Check every line below for the word "rendeletekben" and copy the ones that have it.

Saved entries
+===+
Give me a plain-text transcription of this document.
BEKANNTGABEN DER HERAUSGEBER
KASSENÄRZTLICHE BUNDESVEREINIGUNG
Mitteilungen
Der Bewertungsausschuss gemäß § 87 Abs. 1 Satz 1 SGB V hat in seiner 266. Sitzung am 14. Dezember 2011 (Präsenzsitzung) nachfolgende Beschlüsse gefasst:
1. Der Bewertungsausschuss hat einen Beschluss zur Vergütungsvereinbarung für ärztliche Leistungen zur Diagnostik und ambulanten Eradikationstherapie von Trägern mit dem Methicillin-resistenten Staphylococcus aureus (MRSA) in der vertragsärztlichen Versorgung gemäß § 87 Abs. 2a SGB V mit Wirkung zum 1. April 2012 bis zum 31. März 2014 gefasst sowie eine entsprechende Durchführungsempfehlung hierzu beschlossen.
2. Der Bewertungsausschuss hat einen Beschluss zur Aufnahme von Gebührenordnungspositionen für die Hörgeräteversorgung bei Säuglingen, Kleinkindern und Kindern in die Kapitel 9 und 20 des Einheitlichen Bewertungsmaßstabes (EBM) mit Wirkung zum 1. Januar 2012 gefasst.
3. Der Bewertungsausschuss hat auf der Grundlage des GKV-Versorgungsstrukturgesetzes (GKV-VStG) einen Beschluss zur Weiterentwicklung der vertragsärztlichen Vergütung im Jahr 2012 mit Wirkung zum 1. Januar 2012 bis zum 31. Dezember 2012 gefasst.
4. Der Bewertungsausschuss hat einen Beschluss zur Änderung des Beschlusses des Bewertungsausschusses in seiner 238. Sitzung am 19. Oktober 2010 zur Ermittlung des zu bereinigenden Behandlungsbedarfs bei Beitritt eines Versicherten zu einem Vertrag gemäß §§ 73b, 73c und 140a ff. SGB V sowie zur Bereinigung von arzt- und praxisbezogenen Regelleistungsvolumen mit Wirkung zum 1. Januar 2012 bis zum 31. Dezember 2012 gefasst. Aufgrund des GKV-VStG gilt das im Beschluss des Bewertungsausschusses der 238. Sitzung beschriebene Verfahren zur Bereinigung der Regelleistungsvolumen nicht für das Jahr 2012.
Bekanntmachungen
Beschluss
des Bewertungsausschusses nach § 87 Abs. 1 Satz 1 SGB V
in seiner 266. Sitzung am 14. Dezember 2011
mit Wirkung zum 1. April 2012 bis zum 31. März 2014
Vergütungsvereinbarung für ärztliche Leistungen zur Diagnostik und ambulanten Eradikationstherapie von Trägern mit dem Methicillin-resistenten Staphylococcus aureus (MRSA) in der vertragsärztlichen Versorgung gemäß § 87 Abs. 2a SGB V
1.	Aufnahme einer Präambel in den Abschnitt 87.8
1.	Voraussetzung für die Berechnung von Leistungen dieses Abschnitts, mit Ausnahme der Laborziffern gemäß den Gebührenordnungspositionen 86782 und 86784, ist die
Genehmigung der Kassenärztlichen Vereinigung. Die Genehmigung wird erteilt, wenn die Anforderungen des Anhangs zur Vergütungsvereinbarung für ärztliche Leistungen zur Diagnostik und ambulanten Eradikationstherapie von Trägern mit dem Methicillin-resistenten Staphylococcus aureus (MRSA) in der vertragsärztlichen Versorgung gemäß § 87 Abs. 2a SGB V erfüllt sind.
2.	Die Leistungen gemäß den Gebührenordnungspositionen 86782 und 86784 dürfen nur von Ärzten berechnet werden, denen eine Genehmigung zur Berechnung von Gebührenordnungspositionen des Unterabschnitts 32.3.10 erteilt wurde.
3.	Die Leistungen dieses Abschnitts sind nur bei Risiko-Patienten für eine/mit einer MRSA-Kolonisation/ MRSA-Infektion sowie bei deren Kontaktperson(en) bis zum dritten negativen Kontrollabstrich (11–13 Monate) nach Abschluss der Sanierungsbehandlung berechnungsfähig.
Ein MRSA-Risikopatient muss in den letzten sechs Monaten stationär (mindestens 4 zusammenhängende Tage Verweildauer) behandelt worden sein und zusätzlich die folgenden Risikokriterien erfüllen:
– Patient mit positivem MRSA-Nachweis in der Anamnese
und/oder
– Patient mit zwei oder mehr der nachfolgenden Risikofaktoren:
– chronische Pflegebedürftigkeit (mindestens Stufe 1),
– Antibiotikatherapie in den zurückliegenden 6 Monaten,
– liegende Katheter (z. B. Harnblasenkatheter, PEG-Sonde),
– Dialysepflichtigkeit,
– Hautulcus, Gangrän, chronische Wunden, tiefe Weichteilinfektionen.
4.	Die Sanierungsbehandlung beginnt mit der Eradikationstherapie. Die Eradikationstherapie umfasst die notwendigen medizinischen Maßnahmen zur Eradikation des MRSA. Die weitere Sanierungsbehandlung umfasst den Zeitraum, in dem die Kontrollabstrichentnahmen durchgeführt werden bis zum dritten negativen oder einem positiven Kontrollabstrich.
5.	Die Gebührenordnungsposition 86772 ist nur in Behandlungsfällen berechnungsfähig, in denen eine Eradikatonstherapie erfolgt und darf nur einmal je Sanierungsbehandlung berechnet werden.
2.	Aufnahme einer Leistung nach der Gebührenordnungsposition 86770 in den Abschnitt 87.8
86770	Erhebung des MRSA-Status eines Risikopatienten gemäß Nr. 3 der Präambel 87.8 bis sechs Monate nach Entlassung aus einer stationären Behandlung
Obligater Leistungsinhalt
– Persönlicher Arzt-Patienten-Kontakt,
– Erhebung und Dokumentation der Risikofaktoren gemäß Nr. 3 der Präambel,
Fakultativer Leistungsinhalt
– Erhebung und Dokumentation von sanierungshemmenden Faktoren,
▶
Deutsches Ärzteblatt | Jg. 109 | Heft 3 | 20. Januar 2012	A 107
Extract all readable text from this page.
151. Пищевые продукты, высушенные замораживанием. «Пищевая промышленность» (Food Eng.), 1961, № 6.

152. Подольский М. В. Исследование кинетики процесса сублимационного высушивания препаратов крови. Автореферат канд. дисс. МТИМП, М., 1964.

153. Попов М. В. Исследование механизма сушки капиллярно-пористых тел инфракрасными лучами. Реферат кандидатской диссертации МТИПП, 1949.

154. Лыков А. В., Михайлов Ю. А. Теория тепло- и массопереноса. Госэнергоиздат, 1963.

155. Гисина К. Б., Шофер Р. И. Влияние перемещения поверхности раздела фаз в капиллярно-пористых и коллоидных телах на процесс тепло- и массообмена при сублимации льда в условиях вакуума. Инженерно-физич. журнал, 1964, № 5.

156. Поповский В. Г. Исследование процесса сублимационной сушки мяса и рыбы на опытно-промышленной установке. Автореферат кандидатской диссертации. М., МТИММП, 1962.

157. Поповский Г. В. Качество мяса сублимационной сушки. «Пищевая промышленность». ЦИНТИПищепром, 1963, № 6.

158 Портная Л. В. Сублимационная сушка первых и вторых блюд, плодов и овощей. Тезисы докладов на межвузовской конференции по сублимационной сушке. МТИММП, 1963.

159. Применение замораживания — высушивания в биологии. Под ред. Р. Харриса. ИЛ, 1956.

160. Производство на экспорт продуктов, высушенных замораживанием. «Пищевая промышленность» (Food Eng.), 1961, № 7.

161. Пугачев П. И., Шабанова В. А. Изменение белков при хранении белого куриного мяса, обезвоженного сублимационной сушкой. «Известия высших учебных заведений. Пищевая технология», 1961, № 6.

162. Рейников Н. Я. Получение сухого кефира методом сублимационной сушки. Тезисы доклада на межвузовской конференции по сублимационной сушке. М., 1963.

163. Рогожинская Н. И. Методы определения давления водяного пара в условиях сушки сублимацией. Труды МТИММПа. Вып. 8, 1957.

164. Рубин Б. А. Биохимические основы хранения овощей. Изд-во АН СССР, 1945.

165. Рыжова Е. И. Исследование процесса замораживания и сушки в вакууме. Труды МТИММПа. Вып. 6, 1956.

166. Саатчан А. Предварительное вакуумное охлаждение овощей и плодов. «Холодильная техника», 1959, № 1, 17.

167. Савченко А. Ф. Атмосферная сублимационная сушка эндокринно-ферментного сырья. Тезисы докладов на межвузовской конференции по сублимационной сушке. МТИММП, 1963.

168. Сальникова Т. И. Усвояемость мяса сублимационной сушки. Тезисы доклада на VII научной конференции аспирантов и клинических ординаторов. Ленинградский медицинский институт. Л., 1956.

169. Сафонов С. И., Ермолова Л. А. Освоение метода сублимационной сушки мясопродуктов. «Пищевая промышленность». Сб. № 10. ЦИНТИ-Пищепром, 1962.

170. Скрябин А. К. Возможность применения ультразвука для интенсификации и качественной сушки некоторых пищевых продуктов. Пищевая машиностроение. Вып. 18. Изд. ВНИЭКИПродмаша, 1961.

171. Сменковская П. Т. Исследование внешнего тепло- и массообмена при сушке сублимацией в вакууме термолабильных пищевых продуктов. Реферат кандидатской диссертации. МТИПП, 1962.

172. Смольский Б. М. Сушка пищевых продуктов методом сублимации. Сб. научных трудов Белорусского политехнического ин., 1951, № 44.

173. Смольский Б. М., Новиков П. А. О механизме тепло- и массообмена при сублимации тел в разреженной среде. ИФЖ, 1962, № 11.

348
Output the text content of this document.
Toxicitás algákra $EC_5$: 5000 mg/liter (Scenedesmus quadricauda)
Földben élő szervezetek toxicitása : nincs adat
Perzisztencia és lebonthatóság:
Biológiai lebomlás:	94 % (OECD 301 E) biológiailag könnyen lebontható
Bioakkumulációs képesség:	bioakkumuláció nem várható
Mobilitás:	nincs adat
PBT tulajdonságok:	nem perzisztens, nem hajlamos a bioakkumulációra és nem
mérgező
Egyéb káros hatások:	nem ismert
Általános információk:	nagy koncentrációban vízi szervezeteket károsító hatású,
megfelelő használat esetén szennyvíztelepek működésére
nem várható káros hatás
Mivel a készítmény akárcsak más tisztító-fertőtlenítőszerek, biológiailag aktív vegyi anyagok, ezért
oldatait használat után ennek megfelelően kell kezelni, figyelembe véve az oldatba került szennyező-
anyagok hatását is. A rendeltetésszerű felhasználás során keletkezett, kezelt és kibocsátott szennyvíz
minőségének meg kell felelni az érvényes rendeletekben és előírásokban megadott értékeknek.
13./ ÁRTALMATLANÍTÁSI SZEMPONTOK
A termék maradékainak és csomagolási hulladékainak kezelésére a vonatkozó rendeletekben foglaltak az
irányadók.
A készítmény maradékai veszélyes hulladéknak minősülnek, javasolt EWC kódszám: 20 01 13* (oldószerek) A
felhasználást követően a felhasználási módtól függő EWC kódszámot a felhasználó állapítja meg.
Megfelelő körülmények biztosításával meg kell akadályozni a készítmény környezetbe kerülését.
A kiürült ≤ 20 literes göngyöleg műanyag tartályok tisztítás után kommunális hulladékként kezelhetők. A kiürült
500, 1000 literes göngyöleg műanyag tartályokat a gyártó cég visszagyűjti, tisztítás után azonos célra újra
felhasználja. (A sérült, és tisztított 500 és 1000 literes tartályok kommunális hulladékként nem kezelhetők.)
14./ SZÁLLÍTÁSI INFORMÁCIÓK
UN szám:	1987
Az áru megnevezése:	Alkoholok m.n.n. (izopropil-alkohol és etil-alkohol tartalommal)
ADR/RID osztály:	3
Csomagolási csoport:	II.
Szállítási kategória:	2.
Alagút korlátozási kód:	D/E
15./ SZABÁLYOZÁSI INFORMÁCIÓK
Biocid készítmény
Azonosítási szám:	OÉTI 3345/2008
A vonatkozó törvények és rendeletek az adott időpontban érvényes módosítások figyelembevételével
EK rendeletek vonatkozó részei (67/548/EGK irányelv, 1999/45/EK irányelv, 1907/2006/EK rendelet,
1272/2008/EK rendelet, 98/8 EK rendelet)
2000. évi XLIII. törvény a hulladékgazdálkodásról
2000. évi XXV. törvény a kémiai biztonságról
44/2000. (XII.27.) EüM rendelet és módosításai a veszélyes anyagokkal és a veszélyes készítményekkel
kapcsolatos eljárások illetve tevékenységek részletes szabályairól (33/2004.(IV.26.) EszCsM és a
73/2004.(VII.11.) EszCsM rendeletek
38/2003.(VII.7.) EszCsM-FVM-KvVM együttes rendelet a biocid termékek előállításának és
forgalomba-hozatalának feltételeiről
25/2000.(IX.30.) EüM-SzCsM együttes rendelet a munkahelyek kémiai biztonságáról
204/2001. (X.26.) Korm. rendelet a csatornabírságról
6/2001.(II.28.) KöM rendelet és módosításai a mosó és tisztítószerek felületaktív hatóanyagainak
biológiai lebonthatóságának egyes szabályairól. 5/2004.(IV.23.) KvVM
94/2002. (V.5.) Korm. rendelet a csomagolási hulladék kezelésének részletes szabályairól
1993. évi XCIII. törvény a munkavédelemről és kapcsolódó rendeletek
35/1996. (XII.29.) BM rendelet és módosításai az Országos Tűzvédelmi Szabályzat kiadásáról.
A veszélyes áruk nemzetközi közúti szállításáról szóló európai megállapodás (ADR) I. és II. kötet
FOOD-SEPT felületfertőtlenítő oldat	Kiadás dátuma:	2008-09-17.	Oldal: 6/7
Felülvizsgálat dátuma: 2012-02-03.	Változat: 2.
+===+
**Solution to this task**
minőségének meg kell felelni az érvényes rendeletekben és előírásokban megadott értékeknek.
A termék maradékainak és csomagolási hulladékainak kezelésére a vonatkozó rendeletekben foglaltak az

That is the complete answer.